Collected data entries
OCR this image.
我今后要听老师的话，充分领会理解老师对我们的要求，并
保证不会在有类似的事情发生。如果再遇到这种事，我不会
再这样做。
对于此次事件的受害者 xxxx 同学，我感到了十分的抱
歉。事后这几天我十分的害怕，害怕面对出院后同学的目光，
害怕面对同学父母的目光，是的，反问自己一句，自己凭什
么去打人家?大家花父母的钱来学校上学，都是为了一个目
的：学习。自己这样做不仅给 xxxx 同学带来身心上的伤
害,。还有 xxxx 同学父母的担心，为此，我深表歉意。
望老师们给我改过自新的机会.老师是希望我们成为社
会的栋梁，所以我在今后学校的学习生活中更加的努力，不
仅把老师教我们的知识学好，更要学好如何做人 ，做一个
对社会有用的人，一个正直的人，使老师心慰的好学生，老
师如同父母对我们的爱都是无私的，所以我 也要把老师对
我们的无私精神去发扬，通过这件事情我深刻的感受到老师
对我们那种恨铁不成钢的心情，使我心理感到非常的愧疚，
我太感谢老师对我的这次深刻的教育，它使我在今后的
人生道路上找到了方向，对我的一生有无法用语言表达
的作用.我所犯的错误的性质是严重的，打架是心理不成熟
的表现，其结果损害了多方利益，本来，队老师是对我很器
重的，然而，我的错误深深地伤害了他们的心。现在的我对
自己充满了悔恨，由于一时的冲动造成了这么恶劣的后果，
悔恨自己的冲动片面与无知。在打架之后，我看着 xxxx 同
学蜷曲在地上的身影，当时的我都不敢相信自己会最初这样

§ Written exercise
Report how many lines of the listing hold the word "xxxx", with nothing but the number.

§ Expected answer
4